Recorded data
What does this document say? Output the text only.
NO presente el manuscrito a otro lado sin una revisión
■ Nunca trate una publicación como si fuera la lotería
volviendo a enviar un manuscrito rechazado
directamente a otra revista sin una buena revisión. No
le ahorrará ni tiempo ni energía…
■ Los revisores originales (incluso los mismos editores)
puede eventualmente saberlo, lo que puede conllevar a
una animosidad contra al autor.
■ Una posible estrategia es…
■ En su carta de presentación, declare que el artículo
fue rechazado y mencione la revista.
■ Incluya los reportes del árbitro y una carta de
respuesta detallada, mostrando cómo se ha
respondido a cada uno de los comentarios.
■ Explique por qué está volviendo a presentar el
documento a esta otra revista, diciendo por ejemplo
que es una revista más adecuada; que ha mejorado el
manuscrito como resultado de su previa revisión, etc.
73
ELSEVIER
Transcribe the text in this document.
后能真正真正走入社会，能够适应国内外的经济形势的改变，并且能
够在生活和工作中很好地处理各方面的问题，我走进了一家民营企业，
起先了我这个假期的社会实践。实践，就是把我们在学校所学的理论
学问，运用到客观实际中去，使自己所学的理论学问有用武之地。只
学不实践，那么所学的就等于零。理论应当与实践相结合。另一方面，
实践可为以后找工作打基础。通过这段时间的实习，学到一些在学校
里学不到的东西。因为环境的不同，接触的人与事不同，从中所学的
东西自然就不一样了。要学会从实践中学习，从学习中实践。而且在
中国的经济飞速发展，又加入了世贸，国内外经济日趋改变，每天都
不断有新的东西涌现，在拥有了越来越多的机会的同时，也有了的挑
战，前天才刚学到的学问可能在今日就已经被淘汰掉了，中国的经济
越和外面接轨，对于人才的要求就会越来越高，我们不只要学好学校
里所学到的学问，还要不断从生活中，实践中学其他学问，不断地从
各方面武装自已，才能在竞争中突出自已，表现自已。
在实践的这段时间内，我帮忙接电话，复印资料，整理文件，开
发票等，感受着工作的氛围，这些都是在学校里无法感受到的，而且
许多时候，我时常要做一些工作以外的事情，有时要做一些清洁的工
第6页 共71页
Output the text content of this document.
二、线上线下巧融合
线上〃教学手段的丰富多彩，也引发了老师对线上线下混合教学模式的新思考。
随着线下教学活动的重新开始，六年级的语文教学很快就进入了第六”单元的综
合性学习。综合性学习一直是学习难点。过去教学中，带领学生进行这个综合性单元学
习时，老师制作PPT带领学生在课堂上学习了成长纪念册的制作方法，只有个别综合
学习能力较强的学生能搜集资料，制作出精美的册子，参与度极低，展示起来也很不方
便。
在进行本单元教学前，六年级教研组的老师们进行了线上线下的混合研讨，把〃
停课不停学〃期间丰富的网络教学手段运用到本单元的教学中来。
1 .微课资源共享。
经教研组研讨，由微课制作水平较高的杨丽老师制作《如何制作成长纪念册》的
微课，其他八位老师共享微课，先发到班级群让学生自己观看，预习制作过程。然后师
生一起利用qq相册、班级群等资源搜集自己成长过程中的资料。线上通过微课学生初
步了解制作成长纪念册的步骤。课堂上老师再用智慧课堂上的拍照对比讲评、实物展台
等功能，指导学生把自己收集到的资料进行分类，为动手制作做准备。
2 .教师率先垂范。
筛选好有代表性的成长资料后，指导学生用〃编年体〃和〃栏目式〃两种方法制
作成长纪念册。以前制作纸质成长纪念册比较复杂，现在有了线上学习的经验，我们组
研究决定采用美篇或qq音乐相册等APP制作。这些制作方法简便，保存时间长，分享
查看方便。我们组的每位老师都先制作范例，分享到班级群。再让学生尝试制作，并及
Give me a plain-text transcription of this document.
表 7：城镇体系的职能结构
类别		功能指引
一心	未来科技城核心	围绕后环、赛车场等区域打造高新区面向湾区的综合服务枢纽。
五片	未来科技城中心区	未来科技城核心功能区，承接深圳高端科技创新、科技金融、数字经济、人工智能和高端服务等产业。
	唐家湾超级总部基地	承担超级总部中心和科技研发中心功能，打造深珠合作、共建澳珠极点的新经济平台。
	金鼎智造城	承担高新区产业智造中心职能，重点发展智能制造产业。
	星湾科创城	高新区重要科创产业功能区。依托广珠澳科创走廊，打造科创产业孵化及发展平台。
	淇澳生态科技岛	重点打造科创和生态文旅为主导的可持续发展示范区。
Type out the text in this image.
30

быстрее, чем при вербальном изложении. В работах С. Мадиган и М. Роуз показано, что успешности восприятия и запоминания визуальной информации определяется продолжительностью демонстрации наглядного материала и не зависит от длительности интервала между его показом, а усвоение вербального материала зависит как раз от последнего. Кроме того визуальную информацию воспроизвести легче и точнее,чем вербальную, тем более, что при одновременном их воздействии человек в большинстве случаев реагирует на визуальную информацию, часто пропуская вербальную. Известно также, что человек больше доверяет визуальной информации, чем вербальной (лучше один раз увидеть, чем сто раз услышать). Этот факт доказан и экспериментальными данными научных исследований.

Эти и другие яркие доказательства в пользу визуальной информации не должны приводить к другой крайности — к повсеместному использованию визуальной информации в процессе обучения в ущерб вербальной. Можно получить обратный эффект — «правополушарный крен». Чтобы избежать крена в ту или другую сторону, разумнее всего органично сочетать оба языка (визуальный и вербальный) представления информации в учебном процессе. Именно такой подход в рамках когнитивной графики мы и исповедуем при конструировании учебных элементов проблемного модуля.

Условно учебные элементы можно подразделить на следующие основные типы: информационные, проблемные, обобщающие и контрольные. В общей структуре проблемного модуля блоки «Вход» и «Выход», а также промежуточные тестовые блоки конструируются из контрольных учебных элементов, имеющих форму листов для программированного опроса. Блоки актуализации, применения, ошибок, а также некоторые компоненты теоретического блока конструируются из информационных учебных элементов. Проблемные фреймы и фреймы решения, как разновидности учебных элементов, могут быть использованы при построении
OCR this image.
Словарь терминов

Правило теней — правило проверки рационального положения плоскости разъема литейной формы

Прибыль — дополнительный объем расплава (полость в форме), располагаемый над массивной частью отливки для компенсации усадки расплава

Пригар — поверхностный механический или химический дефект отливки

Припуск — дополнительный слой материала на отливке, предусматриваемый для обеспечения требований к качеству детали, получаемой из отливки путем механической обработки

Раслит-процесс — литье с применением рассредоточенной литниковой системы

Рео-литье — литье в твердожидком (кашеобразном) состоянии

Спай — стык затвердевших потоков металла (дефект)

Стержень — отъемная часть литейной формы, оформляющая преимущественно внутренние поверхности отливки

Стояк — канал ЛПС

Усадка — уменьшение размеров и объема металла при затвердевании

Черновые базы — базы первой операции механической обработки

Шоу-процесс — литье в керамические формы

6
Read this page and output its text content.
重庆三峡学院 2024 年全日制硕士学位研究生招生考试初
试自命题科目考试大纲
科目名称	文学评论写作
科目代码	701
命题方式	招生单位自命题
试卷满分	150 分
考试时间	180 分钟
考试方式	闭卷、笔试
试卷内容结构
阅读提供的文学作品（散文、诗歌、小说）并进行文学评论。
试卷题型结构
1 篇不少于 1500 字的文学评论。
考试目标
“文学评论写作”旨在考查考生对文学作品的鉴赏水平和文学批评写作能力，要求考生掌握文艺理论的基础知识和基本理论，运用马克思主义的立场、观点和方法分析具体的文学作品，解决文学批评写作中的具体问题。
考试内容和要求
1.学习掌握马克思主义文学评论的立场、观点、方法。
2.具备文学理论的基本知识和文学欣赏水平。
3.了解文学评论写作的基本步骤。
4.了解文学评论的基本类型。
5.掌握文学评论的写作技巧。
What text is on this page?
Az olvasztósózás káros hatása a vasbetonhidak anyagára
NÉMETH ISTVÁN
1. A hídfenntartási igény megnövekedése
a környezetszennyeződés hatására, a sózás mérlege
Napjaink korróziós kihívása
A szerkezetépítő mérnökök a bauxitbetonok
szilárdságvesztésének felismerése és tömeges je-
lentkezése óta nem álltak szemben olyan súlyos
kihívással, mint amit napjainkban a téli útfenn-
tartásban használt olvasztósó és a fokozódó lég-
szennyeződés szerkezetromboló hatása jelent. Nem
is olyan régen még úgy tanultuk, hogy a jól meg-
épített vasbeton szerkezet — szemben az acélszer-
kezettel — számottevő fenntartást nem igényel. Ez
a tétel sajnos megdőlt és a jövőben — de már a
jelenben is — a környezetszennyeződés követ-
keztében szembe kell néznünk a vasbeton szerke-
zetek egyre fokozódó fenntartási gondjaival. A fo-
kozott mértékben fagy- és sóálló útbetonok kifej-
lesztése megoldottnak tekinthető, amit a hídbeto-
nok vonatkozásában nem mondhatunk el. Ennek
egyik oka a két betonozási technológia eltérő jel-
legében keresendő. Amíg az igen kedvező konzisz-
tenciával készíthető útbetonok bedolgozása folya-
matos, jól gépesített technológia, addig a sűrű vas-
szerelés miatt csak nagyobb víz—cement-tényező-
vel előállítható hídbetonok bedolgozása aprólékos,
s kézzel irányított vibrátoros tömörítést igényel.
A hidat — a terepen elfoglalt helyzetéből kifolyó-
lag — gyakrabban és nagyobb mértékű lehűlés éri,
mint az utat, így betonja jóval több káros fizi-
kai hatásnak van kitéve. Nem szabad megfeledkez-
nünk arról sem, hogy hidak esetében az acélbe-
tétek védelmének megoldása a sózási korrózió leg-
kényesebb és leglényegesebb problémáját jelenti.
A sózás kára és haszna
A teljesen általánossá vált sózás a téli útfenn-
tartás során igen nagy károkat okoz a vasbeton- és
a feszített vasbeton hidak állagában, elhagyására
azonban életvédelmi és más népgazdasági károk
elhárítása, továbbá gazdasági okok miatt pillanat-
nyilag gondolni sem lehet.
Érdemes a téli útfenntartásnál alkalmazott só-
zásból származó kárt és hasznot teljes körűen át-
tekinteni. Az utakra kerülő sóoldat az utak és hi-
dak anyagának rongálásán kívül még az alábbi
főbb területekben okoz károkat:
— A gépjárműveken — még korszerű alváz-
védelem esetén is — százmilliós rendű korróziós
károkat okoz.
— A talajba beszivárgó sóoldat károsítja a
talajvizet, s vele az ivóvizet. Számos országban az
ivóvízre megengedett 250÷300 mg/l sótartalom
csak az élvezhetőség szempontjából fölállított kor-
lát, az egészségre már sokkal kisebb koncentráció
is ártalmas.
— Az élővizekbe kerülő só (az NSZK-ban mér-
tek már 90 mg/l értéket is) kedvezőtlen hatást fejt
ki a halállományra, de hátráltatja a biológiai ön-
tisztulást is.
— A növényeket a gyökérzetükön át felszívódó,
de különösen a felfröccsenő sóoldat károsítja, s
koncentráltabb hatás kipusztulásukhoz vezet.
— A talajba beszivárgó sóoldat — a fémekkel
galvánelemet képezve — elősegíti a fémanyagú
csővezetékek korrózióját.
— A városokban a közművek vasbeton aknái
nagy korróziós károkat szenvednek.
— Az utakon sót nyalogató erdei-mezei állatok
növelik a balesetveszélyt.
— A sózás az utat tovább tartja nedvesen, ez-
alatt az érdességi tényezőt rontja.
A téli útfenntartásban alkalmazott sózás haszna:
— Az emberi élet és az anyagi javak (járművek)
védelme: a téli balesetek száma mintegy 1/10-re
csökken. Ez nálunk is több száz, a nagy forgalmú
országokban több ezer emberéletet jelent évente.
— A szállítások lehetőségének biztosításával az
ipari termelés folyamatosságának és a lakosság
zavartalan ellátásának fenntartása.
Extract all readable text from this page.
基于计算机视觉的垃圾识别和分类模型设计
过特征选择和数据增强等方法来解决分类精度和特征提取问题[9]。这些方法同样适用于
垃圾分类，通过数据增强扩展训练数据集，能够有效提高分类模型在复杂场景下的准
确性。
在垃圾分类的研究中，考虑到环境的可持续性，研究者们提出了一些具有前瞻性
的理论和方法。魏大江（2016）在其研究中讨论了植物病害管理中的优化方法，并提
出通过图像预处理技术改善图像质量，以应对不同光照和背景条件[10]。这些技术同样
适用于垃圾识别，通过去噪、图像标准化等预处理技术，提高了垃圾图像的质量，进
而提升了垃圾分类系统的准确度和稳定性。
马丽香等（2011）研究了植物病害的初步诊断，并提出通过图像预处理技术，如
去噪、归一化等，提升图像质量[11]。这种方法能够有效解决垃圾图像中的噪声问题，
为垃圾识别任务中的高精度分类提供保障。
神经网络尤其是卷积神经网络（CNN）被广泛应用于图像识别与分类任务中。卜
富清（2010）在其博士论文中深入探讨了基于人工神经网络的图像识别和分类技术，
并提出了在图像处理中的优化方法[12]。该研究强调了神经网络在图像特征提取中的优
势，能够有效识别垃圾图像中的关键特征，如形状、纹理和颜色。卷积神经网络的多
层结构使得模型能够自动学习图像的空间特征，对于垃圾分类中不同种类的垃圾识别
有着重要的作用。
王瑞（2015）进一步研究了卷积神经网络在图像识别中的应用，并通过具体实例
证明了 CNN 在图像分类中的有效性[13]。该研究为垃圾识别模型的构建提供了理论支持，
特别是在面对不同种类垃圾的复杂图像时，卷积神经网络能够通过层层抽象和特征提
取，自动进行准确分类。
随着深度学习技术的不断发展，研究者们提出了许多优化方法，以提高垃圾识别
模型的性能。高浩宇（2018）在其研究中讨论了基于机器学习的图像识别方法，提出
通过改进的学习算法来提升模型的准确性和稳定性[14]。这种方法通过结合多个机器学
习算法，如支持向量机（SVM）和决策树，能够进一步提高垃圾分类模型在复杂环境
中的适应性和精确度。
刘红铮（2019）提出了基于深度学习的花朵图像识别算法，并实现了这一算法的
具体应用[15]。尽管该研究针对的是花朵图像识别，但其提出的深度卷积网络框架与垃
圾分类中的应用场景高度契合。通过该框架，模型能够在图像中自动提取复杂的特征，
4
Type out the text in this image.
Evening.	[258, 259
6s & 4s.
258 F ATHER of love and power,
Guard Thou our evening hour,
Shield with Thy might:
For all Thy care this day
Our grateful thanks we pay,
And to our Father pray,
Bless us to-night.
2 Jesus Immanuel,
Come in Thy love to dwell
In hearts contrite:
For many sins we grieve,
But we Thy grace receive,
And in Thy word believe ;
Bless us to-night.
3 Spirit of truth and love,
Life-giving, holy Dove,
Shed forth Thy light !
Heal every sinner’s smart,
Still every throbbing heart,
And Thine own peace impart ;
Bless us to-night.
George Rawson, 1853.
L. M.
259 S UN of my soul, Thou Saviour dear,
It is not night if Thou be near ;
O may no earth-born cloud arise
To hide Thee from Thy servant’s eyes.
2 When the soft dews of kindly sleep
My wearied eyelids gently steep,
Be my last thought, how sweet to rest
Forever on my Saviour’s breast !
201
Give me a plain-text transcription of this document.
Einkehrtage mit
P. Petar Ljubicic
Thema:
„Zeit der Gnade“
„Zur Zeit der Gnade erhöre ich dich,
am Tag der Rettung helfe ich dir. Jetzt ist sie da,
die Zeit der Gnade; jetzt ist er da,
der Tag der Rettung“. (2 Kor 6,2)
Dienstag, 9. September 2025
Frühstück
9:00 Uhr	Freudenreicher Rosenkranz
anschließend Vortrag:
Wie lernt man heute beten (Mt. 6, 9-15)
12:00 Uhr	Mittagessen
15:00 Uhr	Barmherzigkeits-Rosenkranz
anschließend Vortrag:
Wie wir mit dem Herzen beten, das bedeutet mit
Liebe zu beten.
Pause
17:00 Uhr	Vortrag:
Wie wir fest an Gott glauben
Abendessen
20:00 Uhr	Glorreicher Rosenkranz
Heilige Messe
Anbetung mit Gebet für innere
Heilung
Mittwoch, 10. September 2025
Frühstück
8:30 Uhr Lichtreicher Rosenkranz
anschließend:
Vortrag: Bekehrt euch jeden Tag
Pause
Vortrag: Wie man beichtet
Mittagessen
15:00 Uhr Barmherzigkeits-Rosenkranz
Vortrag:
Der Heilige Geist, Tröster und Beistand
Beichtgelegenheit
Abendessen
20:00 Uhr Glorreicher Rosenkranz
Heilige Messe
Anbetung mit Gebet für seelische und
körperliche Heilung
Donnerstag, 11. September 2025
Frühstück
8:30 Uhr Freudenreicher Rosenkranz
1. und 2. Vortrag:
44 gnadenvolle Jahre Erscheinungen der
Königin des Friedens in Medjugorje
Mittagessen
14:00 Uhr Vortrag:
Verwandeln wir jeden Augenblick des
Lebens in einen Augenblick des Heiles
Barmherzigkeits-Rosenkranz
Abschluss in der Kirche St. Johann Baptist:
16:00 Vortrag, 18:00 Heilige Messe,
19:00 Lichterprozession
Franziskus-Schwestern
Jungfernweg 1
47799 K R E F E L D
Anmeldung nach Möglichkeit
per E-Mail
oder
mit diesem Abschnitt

**Required work:** Filter the records, keeping only lines that contain "jeden", and show those lines.

**Reply to the exercise:**
Vortrag: Bekehrt euch jeden Tag
Verwandeln wir jeden Augenblick des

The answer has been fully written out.